Task to carry out: What is the number of lines in the data holding the word "content"? Give that number by itself.

_ _ _ _ _

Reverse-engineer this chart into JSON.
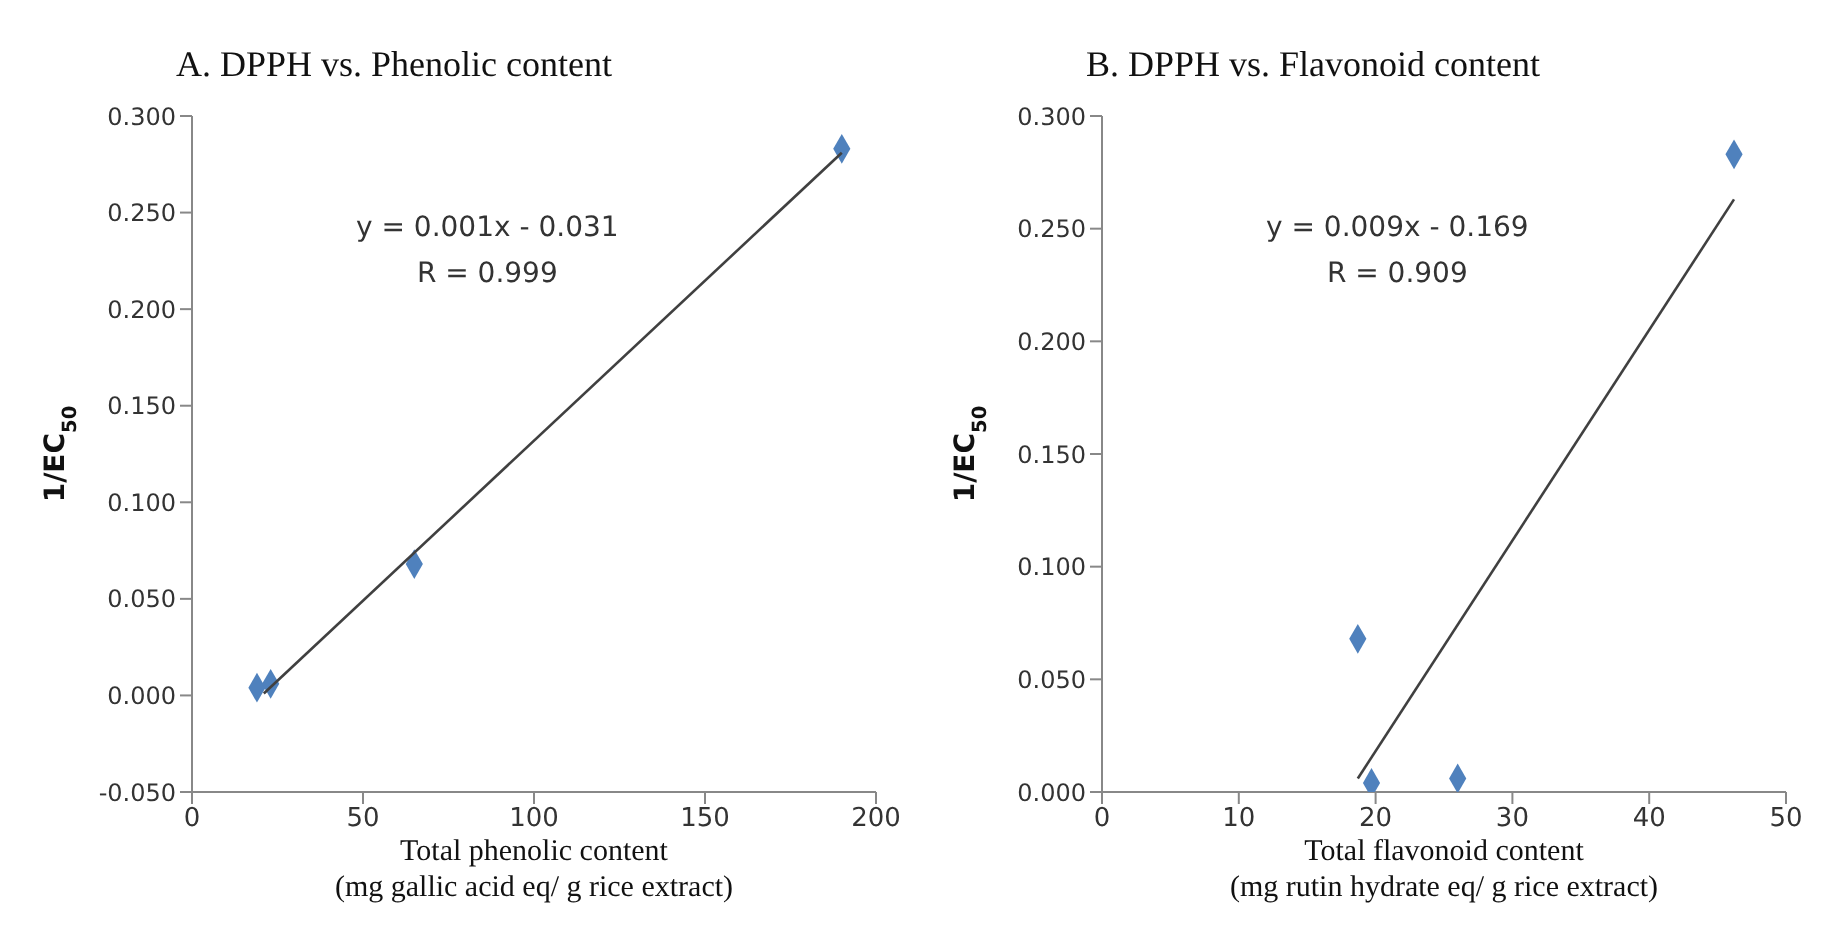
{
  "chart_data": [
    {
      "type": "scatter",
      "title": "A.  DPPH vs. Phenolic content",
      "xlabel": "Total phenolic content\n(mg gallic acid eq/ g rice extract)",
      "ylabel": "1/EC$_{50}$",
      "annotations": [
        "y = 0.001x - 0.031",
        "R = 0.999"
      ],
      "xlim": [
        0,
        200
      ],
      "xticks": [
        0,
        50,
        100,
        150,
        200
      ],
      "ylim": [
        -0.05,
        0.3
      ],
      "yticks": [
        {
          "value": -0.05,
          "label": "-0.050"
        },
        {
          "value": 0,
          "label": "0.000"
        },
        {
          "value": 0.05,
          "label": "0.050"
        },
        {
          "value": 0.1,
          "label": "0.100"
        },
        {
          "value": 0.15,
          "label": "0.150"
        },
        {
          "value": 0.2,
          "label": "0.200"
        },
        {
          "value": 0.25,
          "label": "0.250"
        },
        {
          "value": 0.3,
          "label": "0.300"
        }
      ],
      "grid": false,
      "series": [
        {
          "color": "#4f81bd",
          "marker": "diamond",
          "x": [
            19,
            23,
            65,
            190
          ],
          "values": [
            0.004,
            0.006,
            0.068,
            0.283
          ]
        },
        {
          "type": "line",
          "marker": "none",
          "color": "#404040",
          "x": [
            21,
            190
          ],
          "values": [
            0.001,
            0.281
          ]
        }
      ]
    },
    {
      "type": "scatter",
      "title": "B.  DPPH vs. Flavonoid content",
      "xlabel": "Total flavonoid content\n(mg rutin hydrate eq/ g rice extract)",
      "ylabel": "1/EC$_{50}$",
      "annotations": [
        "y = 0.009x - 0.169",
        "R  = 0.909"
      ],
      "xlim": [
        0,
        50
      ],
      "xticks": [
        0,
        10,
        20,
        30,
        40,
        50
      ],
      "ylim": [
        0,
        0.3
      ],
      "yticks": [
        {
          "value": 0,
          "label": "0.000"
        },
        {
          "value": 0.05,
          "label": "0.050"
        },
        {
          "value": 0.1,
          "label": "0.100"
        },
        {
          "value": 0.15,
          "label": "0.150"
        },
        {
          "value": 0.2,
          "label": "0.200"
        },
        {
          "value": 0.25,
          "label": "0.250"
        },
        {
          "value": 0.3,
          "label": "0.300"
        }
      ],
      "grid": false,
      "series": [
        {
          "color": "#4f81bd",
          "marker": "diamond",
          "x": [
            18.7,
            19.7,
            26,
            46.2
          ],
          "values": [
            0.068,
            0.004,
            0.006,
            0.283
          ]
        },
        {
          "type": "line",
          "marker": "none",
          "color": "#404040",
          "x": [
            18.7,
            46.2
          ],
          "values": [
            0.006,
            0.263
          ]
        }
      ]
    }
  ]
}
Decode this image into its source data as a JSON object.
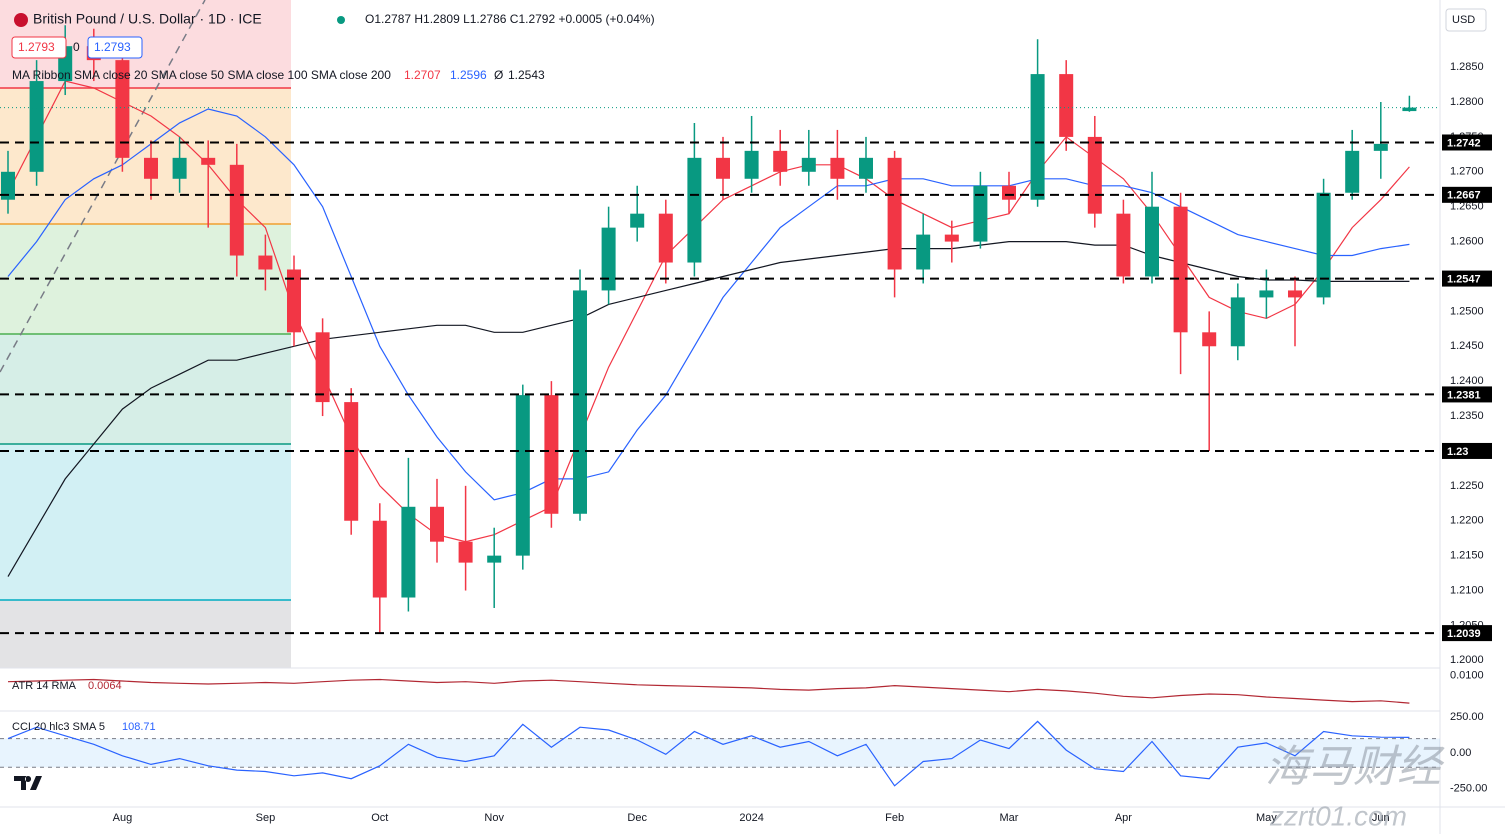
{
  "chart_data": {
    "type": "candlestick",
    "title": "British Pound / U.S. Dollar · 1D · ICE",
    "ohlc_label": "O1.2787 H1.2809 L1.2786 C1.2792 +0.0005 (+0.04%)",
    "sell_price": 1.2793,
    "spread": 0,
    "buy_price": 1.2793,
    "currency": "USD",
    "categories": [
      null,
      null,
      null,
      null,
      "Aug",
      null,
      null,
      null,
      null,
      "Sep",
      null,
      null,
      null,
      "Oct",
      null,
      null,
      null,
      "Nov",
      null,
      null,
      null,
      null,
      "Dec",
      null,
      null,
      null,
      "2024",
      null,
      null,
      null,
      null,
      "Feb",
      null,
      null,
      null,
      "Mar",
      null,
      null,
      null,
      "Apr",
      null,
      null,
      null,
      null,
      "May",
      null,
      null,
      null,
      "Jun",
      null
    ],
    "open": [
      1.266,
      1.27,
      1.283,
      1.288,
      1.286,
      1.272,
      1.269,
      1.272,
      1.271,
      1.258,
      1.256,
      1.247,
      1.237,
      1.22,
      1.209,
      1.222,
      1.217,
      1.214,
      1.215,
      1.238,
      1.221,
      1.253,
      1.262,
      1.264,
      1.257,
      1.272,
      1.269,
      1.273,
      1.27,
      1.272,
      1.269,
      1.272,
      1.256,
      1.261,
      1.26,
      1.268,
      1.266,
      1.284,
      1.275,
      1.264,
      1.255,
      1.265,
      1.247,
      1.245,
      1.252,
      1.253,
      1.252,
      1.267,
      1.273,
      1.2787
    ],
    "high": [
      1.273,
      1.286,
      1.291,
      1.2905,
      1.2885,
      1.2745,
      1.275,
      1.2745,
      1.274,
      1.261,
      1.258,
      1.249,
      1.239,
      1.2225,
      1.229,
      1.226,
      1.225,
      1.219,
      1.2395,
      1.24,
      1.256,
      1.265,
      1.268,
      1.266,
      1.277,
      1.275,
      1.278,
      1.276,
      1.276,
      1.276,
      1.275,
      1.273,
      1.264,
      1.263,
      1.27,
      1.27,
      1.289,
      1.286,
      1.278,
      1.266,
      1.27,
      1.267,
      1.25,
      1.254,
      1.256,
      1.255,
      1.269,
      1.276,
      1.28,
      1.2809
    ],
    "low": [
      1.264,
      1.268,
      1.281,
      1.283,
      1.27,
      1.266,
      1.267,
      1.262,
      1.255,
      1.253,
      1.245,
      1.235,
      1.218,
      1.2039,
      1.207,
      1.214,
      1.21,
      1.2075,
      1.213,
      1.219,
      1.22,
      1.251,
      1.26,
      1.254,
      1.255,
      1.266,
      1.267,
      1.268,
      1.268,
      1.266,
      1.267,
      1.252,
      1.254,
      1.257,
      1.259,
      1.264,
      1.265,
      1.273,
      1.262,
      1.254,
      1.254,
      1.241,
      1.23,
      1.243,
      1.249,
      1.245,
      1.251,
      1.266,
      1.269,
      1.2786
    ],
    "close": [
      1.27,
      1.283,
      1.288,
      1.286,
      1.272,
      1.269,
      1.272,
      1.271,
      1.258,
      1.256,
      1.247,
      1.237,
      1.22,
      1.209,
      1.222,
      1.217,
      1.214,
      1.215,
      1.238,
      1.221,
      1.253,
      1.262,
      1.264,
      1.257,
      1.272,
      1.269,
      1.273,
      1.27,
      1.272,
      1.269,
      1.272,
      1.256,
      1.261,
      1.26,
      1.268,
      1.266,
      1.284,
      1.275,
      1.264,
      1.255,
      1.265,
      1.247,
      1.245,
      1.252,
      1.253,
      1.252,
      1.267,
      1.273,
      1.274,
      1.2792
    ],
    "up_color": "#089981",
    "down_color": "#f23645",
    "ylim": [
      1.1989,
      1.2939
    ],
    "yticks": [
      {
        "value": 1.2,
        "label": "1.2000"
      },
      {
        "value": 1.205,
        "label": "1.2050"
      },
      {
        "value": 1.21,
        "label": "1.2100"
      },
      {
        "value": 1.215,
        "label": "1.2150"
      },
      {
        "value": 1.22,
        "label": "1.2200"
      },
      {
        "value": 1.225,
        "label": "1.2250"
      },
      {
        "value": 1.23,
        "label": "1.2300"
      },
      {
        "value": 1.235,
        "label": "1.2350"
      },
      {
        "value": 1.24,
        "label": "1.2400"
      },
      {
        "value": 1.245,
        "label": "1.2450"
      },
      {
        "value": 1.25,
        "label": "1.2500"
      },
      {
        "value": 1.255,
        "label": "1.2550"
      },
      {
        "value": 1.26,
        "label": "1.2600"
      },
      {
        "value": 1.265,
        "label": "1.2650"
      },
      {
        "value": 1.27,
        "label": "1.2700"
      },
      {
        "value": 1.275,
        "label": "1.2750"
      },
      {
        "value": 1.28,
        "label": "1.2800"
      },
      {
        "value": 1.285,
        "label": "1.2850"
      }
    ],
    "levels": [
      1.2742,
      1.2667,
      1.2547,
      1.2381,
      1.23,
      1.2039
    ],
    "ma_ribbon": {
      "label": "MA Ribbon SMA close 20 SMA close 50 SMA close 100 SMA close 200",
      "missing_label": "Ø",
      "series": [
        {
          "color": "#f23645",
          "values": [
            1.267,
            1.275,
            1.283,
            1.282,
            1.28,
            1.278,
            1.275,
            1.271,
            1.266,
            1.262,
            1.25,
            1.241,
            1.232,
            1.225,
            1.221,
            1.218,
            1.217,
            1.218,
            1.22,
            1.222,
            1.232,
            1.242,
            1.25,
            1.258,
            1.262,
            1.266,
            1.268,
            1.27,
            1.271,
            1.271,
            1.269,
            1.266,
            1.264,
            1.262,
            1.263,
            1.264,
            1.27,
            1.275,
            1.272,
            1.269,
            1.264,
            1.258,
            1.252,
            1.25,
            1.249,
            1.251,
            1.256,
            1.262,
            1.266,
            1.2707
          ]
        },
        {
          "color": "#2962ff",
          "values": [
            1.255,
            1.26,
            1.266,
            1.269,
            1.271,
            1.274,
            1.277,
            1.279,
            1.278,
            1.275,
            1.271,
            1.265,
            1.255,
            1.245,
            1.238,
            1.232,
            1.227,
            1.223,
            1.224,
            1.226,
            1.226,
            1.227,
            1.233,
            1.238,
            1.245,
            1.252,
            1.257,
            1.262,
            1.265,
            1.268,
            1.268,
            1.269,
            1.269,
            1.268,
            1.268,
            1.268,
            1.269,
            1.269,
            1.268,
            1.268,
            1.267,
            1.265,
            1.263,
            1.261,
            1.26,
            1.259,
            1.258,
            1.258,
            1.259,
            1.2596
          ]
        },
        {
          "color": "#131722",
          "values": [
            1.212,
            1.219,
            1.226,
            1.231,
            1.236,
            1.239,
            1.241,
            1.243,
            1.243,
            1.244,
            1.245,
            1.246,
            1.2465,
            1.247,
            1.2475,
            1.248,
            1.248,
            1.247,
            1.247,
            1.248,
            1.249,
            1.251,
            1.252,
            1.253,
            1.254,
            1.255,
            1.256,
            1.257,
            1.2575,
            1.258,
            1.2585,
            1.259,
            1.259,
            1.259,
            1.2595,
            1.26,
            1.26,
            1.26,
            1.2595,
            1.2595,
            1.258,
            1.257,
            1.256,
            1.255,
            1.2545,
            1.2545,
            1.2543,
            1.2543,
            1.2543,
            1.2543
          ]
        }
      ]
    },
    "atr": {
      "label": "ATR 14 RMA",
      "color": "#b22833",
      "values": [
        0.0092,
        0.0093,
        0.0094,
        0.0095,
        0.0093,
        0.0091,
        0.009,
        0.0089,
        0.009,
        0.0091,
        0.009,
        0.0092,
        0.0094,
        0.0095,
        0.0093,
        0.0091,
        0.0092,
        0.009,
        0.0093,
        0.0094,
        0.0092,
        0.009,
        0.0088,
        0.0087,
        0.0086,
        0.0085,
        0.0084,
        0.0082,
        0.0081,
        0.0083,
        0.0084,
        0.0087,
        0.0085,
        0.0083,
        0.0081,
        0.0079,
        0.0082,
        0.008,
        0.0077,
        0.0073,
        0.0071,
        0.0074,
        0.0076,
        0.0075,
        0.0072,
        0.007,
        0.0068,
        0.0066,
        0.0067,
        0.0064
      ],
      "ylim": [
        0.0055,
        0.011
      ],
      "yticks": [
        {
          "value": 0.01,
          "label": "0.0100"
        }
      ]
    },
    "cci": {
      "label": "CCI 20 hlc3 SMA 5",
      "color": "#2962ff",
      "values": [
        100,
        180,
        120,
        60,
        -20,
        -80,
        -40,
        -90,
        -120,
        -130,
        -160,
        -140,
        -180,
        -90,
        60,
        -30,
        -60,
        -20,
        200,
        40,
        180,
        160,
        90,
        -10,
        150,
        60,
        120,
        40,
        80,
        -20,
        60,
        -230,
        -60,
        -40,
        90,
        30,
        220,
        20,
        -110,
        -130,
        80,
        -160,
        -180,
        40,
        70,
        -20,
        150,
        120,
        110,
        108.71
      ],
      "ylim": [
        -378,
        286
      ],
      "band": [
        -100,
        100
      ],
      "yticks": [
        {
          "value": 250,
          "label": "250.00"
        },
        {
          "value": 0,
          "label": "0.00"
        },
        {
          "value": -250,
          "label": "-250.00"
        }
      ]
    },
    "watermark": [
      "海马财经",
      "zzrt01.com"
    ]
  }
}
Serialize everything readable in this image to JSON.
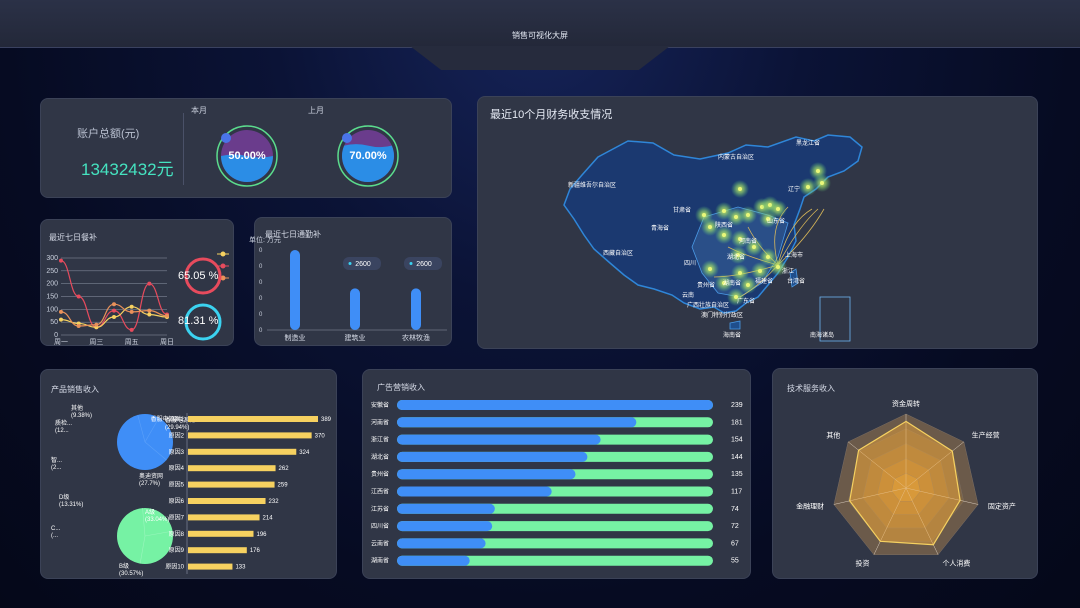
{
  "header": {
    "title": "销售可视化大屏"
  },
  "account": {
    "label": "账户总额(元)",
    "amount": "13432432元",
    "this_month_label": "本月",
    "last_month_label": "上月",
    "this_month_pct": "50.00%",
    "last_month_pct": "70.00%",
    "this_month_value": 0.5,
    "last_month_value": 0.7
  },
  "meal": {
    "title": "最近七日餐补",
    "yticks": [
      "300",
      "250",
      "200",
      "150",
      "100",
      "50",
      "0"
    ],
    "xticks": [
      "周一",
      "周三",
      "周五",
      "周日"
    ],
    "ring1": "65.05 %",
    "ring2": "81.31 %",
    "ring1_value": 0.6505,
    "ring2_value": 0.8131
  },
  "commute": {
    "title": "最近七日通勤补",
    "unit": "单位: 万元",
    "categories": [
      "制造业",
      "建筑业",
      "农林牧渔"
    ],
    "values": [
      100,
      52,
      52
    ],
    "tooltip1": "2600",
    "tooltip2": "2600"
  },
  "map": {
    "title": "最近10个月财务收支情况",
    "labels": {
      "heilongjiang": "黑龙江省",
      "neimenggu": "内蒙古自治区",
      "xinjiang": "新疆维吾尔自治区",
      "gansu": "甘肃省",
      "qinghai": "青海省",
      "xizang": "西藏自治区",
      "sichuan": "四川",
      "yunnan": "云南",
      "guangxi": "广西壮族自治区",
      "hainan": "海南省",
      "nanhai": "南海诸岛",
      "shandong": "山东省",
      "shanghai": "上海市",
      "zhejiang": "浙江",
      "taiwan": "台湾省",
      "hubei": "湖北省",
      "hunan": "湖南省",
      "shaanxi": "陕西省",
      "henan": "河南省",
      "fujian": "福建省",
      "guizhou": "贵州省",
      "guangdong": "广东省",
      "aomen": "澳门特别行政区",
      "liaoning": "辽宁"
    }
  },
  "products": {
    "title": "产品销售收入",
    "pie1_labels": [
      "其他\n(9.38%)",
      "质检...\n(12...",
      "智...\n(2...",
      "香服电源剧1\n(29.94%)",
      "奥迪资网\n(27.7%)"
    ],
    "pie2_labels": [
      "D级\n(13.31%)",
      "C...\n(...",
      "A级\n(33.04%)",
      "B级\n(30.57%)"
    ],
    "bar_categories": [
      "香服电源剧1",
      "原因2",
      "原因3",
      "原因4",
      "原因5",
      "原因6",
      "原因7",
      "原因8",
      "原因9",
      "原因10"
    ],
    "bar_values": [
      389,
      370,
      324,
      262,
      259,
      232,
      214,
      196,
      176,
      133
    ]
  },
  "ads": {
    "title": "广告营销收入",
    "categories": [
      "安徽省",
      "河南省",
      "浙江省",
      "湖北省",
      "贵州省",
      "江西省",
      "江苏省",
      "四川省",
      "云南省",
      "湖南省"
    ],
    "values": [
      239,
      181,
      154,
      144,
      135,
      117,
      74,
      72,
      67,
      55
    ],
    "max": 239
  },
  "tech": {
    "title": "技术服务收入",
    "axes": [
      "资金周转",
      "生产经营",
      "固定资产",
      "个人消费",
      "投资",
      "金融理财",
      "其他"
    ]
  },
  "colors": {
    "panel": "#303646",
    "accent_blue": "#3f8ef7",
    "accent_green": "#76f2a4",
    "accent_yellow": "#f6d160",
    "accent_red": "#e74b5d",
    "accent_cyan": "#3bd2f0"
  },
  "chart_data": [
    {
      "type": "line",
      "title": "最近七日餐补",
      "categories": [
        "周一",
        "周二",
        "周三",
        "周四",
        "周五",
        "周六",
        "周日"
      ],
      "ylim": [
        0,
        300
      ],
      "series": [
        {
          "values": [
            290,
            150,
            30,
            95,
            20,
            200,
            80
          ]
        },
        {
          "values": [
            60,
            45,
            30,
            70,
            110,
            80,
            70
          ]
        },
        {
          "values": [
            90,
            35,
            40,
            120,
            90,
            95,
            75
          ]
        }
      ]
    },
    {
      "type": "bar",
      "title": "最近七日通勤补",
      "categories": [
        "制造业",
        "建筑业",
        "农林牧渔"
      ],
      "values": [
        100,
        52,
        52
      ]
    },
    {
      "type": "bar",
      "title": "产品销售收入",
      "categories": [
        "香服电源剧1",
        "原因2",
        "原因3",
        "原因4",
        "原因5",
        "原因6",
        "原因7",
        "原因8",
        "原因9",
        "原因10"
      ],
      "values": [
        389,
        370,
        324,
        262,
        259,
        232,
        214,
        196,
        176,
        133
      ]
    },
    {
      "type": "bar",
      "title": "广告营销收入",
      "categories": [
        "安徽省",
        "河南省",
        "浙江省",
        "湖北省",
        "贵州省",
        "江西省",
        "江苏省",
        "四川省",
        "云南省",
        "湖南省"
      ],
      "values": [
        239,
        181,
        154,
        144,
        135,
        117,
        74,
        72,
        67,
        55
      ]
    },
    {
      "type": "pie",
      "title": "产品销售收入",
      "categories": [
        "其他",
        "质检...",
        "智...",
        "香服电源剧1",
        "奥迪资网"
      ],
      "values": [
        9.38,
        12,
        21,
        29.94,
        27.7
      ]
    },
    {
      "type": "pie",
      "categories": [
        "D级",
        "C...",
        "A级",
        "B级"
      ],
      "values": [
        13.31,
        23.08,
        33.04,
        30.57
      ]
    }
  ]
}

_ _ _ _ _

Completed task: 4